» The data
------------
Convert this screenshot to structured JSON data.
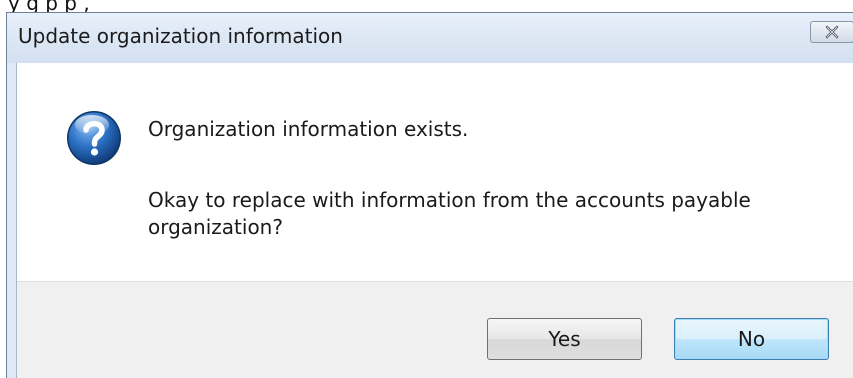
{
  "top_snippet": "y                          g p   p ,",
  "dialog": {
    "title": "Update organization information",
    "close_glyph": "×",
    "message_line1": "Organization information exists.",
    "message_line2": "Okay to replace with information from the accounts payable organization?",
    "icon": "question-icon",
    "buttons": {
      "yes_label": "Yes",
      "no_label": "No"
    }
  },
  "colors": {
    "titlebar": "#dbe6f4",
    "icon_blue": "#1e5fae",
    "default_button_border": "#3c7fb1"
  }
}
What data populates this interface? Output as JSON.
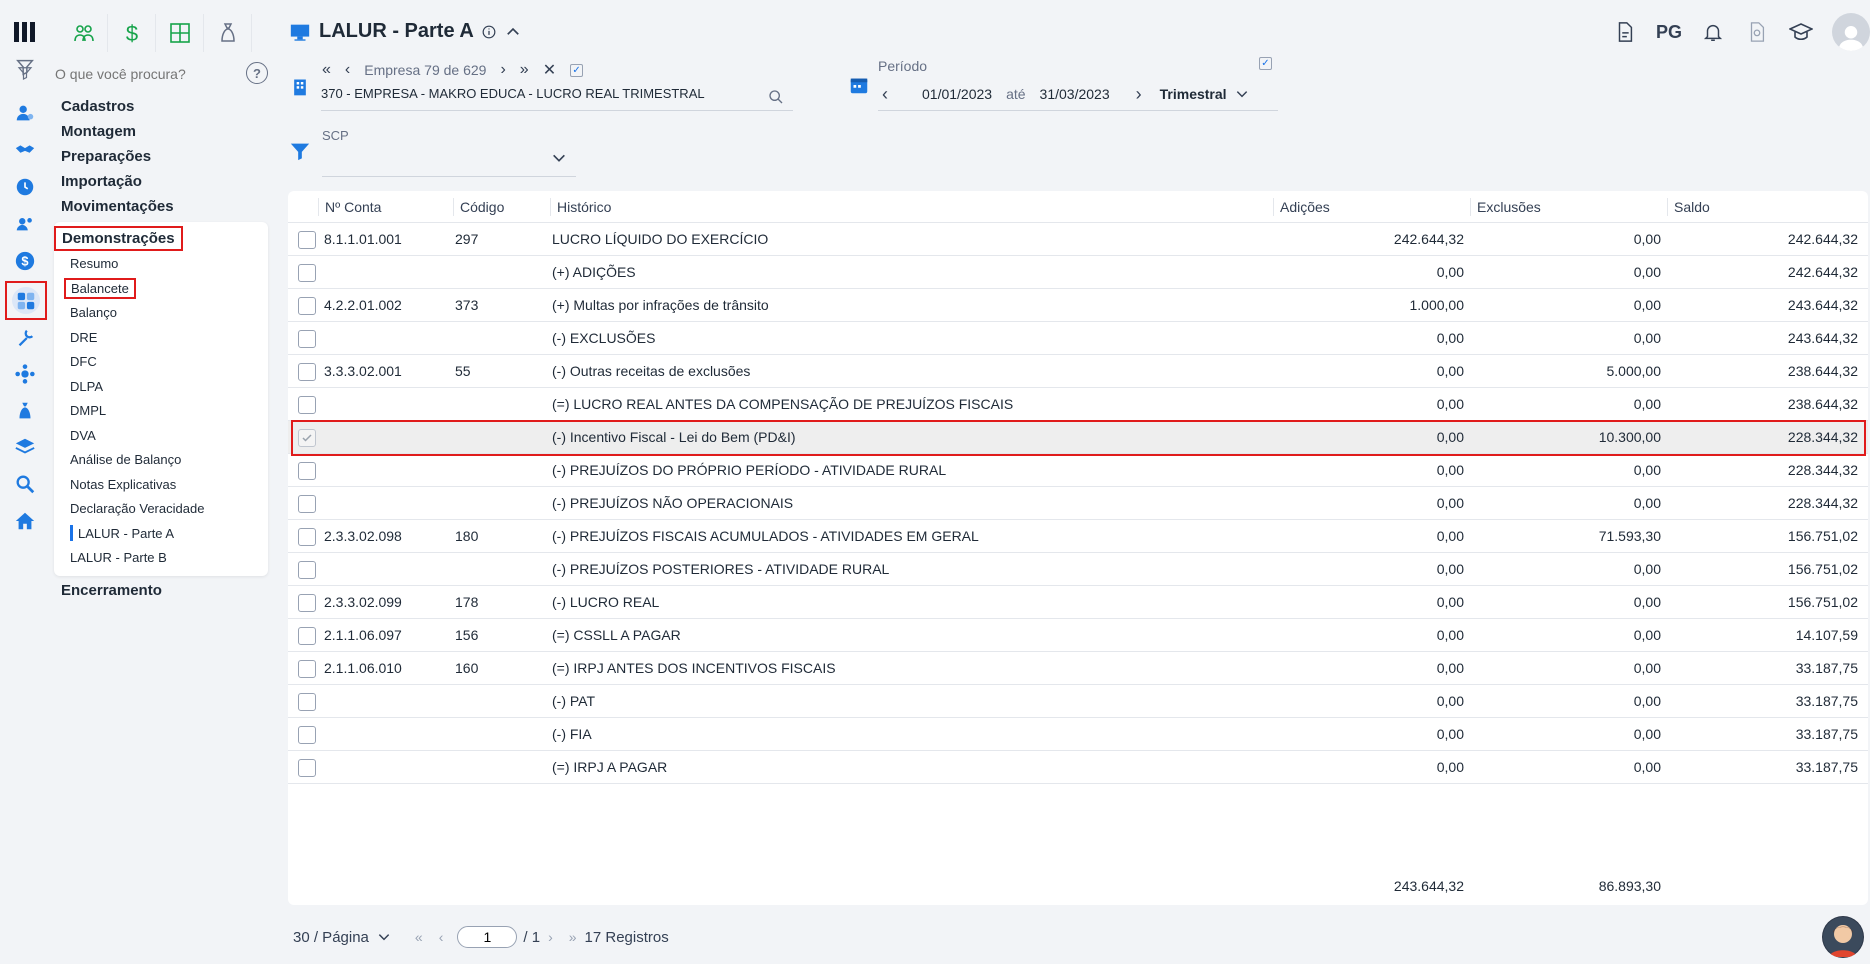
------------
» Set task
Pictures excluded, quote all the data above exactly.

» Written solution
Convert this screenshot to structured JSON data.
{
  "top_snippet": "y                          g p   p ,",
  "dialog": {
    "title": "Update organization information",
    "close_glyph": "×",
    "message_line1": "Organization information exists.",
    "message_line2": "Okay to replace with information from the accounts payable organization?",
    "icon": "question-icon",
    "buttons": {
      "yes_label": "Yes",
      "no_label": "No"
    }
  },
  "colors": {
    "titlebar": "#dbe6f4",
    "icon_blue": "#1e5fae",
    "default_button_border": "#3c7fb1"
  }
}
What data populates this interface? Output as JSON.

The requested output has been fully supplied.